Problem to solve: Where a line contains the string "other", copy that line.

Entries shown:
··········
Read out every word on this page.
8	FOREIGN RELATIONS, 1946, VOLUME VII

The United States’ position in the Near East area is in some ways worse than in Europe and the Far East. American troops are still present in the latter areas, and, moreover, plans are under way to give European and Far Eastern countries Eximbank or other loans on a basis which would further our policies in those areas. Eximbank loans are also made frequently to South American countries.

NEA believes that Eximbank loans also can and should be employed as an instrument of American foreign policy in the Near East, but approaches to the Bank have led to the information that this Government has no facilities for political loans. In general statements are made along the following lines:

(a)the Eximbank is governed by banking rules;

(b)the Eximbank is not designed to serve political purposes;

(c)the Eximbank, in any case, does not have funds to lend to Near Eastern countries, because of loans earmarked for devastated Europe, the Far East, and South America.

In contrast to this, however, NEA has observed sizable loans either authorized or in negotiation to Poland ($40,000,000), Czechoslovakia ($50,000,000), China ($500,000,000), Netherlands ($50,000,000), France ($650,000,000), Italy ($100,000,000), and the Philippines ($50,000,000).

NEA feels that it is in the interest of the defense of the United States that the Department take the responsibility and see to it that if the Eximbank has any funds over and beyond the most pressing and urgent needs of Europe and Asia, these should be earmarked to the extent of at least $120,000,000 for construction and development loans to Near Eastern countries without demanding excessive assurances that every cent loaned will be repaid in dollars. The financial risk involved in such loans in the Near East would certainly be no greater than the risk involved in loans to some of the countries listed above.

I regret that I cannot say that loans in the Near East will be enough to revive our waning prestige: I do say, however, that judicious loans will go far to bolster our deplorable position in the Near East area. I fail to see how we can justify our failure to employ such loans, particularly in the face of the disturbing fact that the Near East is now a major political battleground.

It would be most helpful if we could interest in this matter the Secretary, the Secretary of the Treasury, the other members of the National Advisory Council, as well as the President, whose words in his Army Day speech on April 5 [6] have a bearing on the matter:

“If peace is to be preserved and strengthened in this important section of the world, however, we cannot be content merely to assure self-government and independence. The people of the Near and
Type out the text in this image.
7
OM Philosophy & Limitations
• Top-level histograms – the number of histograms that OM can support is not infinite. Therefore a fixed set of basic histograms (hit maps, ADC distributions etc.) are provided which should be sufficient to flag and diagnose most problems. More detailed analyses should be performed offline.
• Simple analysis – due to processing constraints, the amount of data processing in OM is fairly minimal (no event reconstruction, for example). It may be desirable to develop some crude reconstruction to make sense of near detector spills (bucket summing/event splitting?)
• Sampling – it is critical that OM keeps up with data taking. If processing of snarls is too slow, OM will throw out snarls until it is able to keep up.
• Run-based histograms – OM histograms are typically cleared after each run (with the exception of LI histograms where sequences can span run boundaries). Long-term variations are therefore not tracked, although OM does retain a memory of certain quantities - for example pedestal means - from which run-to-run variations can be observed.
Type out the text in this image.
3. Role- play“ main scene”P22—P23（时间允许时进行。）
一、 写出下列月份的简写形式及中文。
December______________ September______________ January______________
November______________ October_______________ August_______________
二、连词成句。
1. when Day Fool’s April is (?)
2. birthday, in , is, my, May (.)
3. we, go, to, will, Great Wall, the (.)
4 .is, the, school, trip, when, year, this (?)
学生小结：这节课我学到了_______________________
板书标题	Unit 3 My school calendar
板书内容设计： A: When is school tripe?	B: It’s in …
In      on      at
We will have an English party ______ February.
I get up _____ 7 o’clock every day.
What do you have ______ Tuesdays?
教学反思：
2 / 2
··········
Answer to this exercise:
The United States’ position in the Near East area is in some ways worse than in Europe and the Far East. American troops are still present in the latter areas, and, moreover, plans are under way to give European and Far Eastern countries Eximbank or other loans on a basis which would further our policies in those areas. Eximbank loans are also made frequently to South American countries.
It would be most helpful if we could interest in this matter the Secretary, the Secretary of the Treasury, the other members of the National Advisory Council, as well as the President, whose words in his Army Day speech on April 5 [6] have a bearing on the matter:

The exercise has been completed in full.